INPUT MATERIAL:
** BEGIN **

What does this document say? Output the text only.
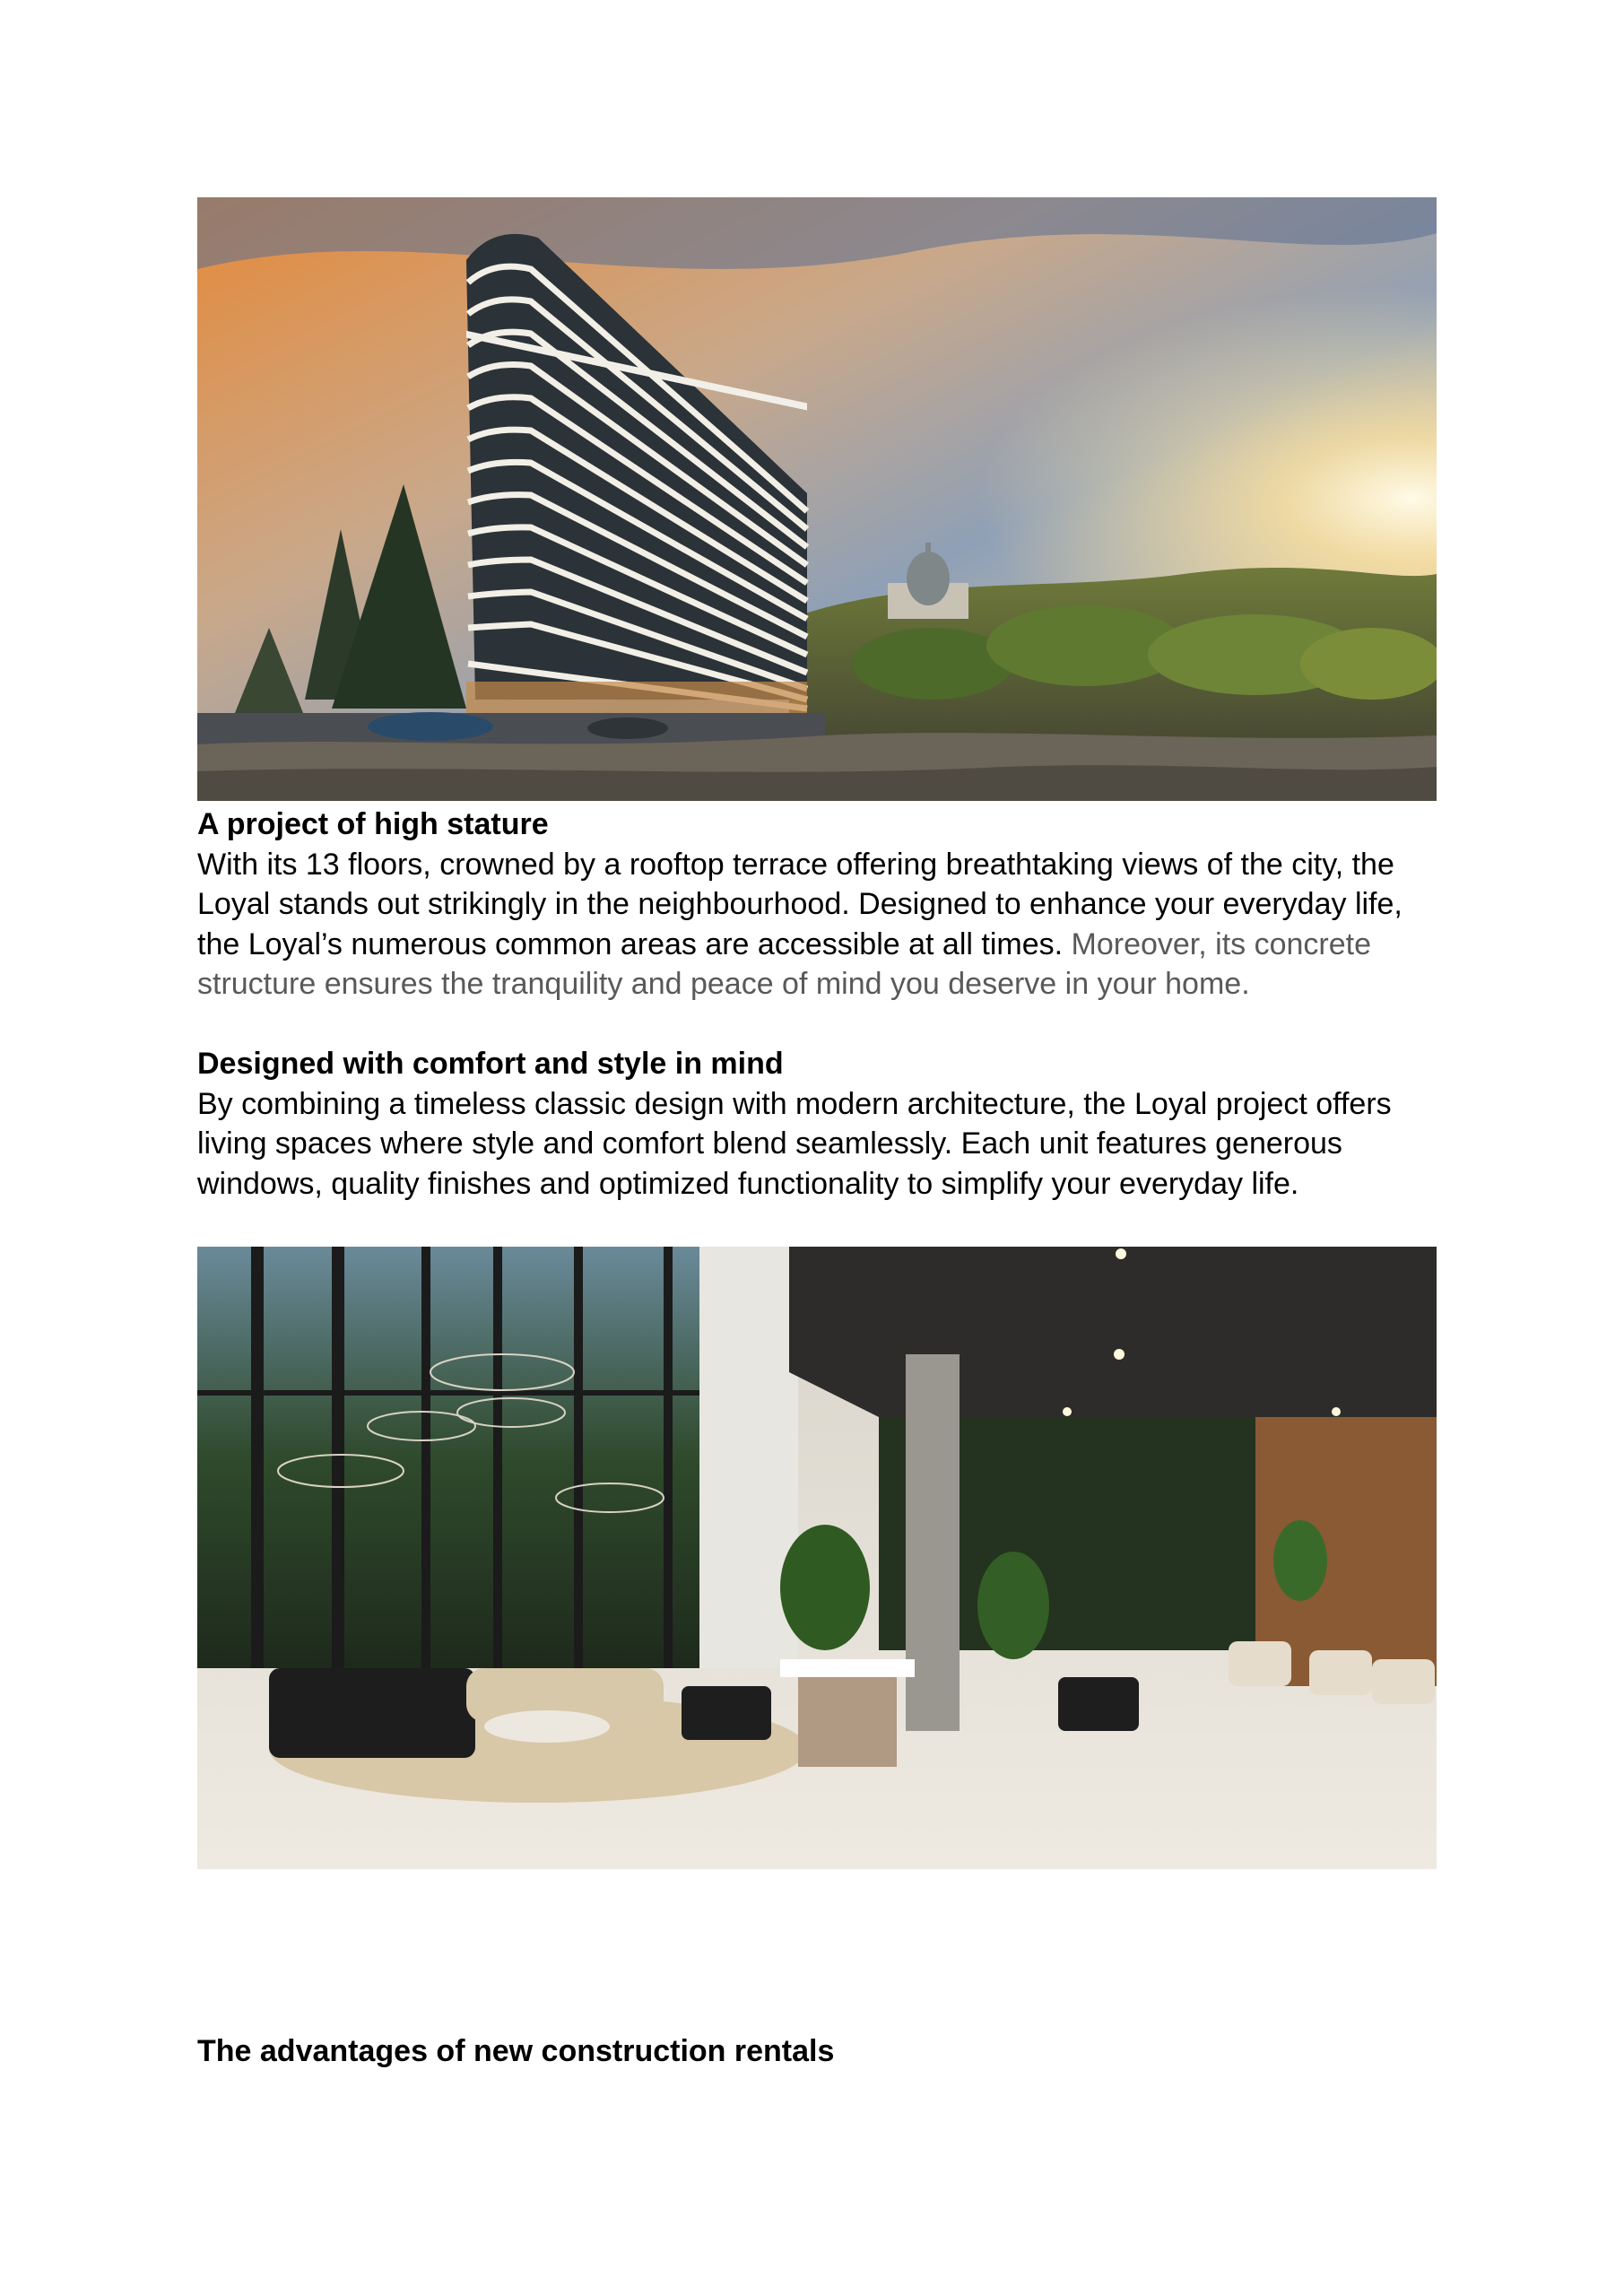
A project of high stature

With its 13 floors, crowned by a rooftop terrace offering breathtaking views of the city, the Loyal stands out strikingly in the neighbourhood. Designed to enhance your everyday life, the Loyal’s numerous common areas are accessible at all times. Moreover, its concrete structure ensures the tranquility and peace of mind you deserve in your home.

Designed with comfort and style in mind

By combining a timeless classic design with modern architecture, the Loyal project offers living spaces where style and comfort blend seamlessly. Each unit features generous windows, quality finishes and optimized functionality to simplify your everyday life.

The advantages of new construction rentals
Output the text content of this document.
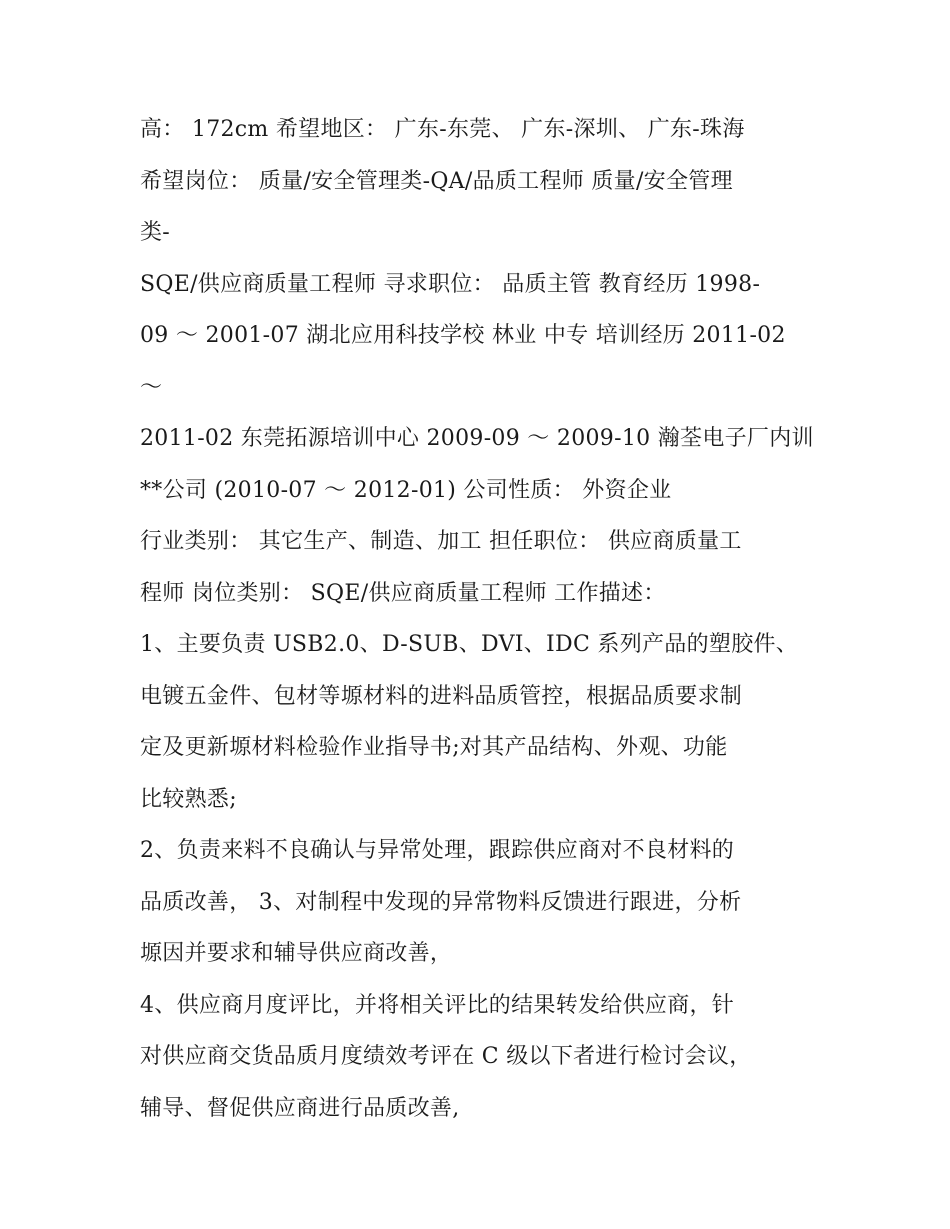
高： 172cm 希望地区： 广东-东莞、 广东-深圳、 广东-珠海
希望岗位： 质量/安全管理类-QA/品质工程师 质量/安全管理
类-
SQE/供应商质量工程师 寻求职位： 品质主管 教育经历 1998-
09 ～ 2001-07 湖北应用科技学校 林业 中专 培训经历 2011-02
～
2011-02 东莞拓源培训中心 2009-09 ～ 2009-10 瀚荃电子厂内训
**公司 (2010-07 ～ 2012-01) 公司性质： 外资企业
行业类别： 其它生产、制造、加工 担任职位： 供应商质量工
程师 岗位类别： SQE/供应商质量工程师 工作描述：
1、主要负责 USB2.0、D-SUB、DVI、IDC 系列产品的塑胶件、
电镀五金件、包材等塬材料的进料品质管控，根据品质要求制
定及更新塬材料检验作业指导书;对其产品结构、外观、功能
比较熟悉;
2、负责来料不良确认与异常处理，跟踪供应商对不良材料的
品质改善， 3、对制程中发现的异常物料反馈进行跟进，分析
塬因并要求和辅导供应商改善，
4、供应商月度评比，并将相关评比的结果转发给供应商，针
对供应商交货品质月度绩效考评在 C 级以下者进行检讨会议，
辅导、督促供应商进行品质改善,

** END **

Using the records above, pull out each line where the word "project" occurs.

FULL ANSWER:
A project of high stature
By combining a timeless classic design with modern architecture, the Loyal project offers living spaces where style and comfort blend seamlessly. Each unit features generous windows, quality finishes and optimized functionality to simplify your everyday life.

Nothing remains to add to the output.